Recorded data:
-- start --

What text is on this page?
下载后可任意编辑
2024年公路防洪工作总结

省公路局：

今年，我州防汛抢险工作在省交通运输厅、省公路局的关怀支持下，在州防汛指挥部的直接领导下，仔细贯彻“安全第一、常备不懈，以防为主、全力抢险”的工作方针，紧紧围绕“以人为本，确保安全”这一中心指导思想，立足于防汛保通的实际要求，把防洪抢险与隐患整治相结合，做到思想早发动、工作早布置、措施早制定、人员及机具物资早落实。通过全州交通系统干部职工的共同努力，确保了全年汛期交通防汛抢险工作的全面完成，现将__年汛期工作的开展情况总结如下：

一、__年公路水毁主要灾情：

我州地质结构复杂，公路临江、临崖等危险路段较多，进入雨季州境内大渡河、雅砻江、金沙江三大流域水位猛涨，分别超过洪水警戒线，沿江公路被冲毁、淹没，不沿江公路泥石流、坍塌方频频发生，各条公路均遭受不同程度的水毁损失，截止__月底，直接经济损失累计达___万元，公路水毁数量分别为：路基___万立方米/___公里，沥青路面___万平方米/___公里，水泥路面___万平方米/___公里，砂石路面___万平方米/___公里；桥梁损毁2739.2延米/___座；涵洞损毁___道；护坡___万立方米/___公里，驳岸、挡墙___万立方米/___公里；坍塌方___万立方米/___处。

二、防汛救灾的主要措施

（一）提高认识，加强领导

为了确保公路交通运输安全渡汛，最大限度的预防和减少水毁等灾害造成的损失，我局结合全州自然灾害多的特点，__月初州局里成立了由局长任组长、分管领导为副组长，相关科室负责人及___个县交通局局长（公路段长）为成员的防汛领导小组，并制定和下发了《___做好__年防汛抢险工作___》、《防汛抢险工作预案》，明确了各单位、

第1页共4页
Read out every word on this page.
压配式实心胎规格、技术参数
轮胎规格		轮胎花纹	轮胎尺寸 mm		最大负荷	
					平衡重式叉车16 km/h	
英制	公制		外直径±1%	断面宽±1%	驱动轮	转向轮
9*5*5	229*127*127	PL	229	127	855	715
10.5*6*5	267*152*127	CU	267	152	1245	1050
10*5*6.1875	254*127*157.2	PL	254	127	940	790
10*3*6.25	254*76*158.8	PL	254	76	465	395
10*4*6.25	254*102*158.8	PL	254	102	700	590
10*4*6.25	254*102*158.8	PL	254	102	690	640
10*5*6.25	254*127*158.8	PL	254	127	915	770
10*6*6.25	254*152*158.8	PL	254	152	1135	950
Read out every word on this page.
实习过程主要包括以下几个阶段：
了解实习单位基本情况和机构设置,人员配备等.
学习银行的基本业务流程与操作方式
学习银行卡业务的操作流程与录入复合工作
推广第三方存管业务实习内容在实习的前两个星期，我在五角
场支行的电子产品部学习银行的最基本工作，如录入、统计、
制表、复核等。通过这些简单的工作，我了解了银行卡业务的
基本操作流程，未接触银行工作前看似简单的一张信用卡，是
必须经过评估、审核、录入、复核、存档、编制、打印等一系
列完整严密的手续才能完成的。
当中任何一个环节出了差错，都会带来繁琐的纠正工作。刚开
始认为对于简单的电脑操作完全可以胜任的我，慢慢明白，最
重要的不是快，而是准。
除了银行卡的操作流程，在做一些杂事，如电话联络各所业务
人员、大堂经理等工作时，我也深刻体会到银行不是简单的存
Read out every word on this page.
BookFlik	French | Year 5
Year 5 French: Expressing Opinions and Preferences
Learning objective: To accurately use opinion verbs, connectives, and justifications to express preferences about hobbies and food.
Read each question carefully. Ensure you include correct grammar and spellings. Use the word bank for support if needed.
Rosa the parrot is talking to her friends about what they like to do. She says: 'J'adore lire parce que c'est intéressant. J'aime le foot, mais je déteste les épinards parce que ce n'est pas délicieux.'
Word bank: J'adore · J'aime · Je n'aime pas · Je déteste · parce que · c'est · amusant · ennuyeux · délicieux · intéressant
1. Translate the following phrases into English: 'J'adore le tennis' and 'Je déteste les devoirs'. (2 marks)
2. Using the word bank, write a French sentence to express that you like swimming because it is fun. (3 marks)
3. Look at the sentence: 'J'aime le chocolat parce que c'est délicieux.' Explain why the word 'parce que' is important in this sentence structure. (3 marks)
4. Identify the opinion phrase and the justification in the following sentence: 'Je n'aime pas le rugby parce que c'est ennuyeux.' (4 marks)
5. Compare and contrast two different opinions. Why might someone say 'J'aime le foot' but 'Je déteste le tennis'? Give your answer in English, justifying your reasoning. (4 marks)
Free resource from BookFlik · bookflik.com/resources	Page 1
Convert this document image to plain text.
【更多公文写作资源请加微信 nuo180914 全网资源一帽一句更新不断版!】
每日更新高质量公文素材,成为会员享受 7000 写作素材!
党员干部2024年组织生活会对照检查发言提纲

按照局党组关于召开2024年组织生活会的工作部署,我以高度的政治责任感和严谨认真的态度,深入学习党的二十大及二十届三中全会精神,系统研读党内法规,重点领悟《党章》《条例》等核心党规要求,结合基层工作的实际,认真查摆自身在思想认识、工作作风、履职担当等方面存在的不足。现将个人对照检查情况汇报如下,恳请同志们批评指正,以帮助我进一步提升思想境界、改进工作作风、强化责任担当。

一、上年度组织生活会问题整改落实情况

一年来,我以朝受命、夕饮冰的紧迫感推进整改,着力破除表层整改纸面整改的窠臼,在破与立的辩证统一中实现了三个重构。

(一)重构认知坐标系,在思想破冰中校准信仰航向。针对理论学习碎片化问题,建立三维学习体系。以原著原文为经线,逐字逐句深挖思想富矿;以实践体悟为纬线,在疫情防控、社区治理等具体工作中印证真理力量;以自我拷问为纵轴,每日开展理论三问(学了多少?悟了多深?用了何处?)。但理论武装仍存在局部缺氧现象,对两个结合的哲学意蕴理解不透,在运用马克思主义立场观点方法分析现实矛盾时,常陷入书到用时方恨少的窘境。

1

-- end --

Task details: Report all lines of the data that include the word "déteste".

Answer for this exercise:
Rosa the parrot is talking to her friends about what they like to do. She says: 'J'adore lire parce que c'est intéressant. J'aime le foot, mais je déteste les épinards parce que ce n'est pas délicieux.'
Word bank: J'adore · J'aime · Je n'aime pas · Je déteste · parce que · c'est · amusant · ennuyeux · délicieux · intéressant
1. Translate the following phrases into English: 'J'adore le tennis' and 'Je déteste les devoirs'. (2 marks)
5. Compare and contrast two different opinions. Why might someone say 'J'aime le foot' but 'Je déteste le tennis'? Give your answer in English, justifying your reasoning. (4 marks)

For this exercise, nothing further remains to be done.